Transcribe every record that appears below, exactly and in full.

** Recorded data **
—————
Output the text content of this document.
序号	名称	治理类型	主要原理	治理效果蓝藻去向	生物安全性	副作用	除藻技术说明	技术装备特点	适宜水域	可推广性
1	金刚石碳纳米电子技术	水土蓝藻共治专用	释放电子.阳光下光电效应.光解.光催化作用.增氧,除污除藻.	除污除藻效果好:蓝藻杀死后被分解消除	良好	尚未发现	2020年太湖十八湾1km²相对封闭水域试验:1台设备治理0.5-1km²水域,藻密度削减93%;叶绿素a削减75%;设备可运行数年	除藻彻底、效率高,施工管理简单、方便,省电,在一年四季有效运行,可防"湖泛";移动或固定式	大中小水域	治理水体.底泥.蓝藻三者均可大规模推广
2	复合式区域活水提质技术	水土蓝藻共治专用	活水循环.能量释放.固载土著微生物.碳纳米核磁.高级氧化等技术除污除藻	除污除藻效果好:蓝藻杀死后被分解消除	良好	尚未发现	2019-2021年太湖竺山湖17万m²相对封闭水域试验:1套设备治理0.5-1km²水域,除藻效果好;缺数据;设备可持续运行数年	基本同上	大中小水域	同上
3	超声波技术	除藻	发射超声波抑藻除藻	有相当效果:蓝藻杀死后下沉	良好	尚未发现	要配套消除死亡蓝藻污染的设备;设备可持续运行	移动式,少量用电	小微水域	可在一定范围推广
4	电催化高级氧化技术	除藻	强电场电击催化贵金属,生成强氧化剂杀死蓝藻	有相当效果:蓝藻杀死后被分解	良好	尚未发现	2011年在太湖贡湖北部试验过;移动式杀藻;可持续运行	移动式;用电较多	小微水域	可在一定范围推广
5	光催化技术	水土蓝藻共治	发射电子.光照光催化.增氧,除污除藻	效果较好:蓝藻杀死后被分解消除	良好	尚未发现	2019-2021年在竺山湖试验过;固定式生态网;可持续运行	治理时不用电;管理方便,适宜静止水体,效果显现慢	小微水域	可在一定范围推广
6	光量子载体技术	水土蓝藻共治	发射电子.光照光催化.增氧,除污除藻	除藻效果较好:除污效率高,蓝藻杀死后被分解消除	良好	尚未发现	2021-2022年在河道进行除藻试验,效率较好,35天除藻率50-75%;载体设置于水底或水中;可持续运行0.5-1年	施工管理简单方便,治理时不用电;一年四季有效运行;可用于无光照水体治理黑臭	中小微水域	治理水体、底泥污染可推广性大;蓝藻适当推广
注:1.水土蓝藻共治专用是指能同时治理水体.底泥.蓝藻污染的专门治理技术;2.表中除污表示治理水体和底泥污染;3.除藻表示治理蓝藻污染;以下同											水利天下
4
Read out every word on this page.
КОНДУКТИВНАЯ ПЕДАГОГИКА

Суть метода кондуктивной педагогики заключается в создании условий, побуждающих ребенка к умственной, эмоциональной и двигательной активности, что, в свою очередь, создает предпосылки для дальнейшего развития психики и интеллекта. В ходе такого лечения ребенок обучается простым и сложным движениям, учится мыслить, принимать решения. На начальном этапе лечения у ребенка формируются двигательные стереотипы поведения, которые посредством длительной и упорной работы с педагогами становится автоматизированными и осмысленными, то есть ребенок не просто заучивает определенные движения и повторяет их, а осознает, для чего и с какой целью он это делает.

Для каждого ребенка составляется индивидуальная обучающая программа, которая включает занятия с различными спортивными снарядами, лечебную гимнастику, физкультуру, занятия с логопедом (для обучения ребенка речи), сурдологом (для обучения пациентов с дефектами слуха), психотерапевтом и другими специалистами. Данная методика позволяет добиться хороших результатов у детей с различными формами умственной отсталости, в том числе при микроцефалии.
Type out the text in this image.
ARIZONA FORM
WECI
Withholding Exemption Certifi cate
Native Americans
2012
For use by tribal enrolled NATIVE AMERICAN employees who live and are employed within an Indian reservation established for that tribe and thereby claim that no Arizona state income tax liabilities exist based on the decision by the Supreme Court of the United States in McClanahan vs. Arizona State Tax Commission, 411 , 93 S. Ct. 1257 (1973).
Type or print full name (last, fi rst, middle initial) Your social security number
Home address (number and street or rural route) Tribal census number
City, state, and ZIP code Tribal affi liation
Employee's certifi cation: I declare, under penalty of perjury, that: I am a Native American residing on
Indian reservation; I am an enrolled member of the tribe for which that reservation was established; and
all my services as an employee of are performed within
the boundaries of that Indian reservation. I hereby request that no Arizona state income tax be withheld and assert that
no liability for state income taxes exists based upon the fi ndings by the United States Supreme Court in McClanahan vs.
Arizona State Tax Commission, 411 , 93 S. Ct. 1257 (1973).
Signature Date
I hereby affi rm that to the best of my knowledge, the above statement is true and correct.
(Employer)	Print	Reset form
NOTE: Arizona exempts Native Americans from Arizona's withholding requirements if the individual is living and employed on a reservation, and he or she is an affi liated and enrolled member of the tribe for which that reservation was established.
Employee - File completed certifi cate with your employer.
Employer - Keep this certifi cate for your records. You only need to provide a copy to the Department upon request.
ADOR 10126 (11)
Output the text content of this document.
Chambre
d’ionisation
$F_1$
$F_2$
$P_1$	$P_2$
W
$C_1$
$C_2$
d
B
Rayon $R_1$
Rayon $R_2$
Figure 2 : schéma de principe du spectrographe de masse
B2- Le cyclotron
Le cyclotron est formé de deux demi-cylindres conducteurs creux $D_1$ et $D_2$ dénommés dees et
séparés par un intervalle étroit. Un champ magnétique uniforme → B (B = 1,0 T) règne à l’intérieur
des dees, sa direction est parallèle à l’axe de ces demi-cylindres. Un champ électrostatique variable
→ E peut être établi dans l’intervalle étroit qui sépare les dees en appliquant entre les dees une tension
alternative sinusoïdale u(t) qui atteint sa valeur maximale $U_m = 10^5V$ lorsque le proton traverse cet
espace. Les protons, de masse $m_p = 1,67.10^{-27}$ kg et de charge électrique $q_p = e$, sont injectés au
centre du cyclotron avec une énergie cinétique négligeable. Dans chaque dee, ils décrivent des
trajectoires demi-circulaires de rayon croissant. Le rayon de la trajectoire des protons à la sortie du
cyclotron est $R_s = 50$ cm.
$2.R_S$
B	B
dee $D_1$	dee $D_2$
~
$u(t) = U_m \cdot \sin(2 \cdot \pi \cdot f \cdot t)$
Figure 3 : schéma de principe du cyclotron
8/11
—————
** Result for this task **
Output the text content of this document.
序号	名称	治理类型	主要原理	治理效果蓝藻去向	生物安全性	副作用	除藻技术说明	技术装备特点	适宜水域	可推广性
1	金刚石碳纳米电子技术	水土蓝藻共治专用	释放电子.阳光下光电效应.光解.光催化作用.增氧,除污除藻.	除污除藻效果好:蓝藻杀死后被分解消除	良好	尚未发现	2020年太湖十八湾1km²相对封闭水域试验:1台设备治理0.5-1km²水域,藻密度削减93%;叶绿素a削减75%;设备可运行数年	除藻彻底、效率高,施工管理简单、方便,省电,在一年四季有效运行,可防"湖泛";移动或固定式	大中小水域	治理水体.底泥.蓝藻三者均可大规模推广
2	复合式区域活水提质技术	水土蓝藻共治专用	活水循环.能量释放.固载土著微生物.碳纳米核磁.高级氧化等技术除污除藻	除污除藻效果好:蓝藻杀死后被分解消除	良好	尚未发现	2019-2021年太湖竺山湖17万m²相对封闭水域试验:1套设备治理0.5-1km²水域,除藻效果好;缺数据;设备可持续运行数年	基本同上	大中小水域	同上
3	超声波技术	除藻	发射超声波抑藻除藻	有相当效果:蓝藻杀死后下沉	良好	尚未发现	要配套消除死亡蓝藻污染的设备;设备可持续运行	移动式,少量用电	小微水域	可在一定范围推广
4	电催化高级氧化技术	除藻	强电场电击催化贵金属,生成强氧化剂杀死蓝藻	有相当效果:蓝藻杀死后被分解	良好	尚未发现	2011年在太湖贡湖北部试验过;移动式杀藻;可持续运行	移动式;用电较多	小微水域	可在一定范围推广
5	光催化技术	水土蓝藻共治	发射电子.光照光催化.增氧,除污除藻	效果较好:蓝藻杀死后被分解消除	良好	尚未发现	2019-2021年在竺山湖试验过;固定式生态网;可持续运行	治理时不用电;管理方便,适宜静止水体,效果显现慢	小微水域	可在一定范围推广
6	光量子载体技术	水土蓝藻共治	发射电子.光照光催化.增氧,除污除藻	除藻效果较好:除污效率高,蓝藻杀死后被分解消除	良好	尚未发现	2021-2022年在河道进行除藻试验,效率较好,35天除藻率50-75%;载体设置于水底或水中;可持续运行0.5-1年	施工管理简单方便,治理时不用电;一年四季有效运行;可用于无光照水体治理黑臭	中小微水域	治理水体、底泥污染可推广性大;蓝藻适当推广
注:1.水土蓝藻共治专用是指能同时治理水体.底泥.蓝藻污染的专门治理技术;2.表中除污表示治理水体和底泥污染;3.除藻表示治理蓝藻污染;以下同											水利天下
4
Read out every word on this page.
КОНДУКТИВНАЯ ПЕДАГОГИКА

Суть метода кондуктивной педагогики заключается в создании условий, побуждающих ребенка к умственной, эмоциональной и двигательной активности, что, в свою очередь, создает предпосылки для дальнейшего развития психики и интеллекта. В ходе такого лечения ребенок обучается простым и сложным движениям, учится мыслить, принимать решения. На начальном этапе лечения у ребенка формируются двигательные стереотипы поведения, которые посредством длительной и упорной работы с педагогами становится автоматизированными и осмысленными, то есть ребенок не просто заучивает определенные движения и повторяет их, а осознает, для чего и с какой целью он это делает.

Для каждого ребенка составляется индивидуальная обучающая программа, которая включает занятия с различными спортивными снарядами, лечебную гимнастику, физкультуру, занятия с логопедом (для обучения ребенка речи), сурдологом (для обучения пациентов с дефектами слуха), психотерапевтом и другими специалистами. Данная методика позволяет добиться хороших результатов у детей с различными формами умственной отсталости, в том числе при микроцефалии.
Type out the text in this image.
ARIZONA FORM
WECI
Withholding Exemption Certifi cate
Native Americans
2012
For use by tribal enrolled NATIVE AMERICAN employees who live and are employed within an Indian reservation established for that tribe and thereby claim that no Arizona state income tax liabilities exist based on the decision by the Supreme Court of the United States in McClanahan vs. Arizona State Tax Commission, 411 , 93 S. Ct. 1257 (1973).
Type or print full name (last, fi rst, middle initial) Your social security number
Home address (number and street or rural route) Tribal census number
City, state, and ZIP code Tribal affi liation
Employee's certifi cation: I declare, under penalty of perjury, that: I am a Native American residing on
Indian reservation; I am an enrolled member of the tribe for which that reservation was established; and
all my services as an employee of are performed within
the boundaries of that Indian reservation. I hereby request that no Arizona state income tax be withheld and assert that
no liability for state income taxes exists based upon the fi ndings by the United States Supreme Court in McClanahan vs.
Arizona State Tax Commission, 411 , 93 S. Ct. 1257 (1973).
Signature Date
I hereby affi rm that to the best of my knowledge, the above statement is true and correct.
(Employer)	Print	Reset form
NOTE: Arizona exempts Native Americans from Arizona's withholding requirements if the individual is living and employed on a reservation, and he or she is an affi liated and enrolled member of the tribe for which that reservation was established.
Employee - File completed certifi cate with your employer.
Employer - Keep this certifi cate for your records. You only need to provide a copy to the Department upon request.
ADOR 10126 (11)
Output the text content of this document.
Chambre
d’ionisation
$F_1$
$F_2$
$P_1$	$P_2$
W
$C_1$
$C_2$
d
B
Rayon $R_1$
Rayon $R_2$
Figure 2 : schéma de principe du spectrographe de masse
B2- Le cyclotron
Le cyclotron est formé de deux demi-cylindres conducteurs creux $D_1$ et $D_2$ dénommés dees et
séparés par un intervalle étroit. Un champ magnétique uniforme → B (B = 1,0 T) règne à l’intérieur
des dees, sa direction est parallèle à l’axe de ces demi-cylindres. Un champ électrostatique variable
→ E peut être établi dans l’intervalle étroit qui sépare les dees en appliquant entre les dees une tension
alternative sinusoïdale u(t) qui atteint sa valeur maximale $U_m = 10^5V$ lorsque le proton traverse cet
espace. Les protons, de masse $m_p = 1,67.10^{-27}$ kg et de charge électrique $q_p = e$, sont injectés au
centre du cyclotron avec une énergie cinétique négligeable. Dans chaque dee, ils décrivent des
trajectoires demi-circulaires de rayon croissant. Le rayon de la trajectoire des protons à la sortie du
cyclotron est $R_s = 50$ cm.
$2.R_S$
B	B
dee $D_1$	dee $D_2$
~
$u(t) = U_m \cdot \sin(2 \cdot \pi \cdot f \cdot t)$
Figure 3 : schéma de principe du cyclotron
8/11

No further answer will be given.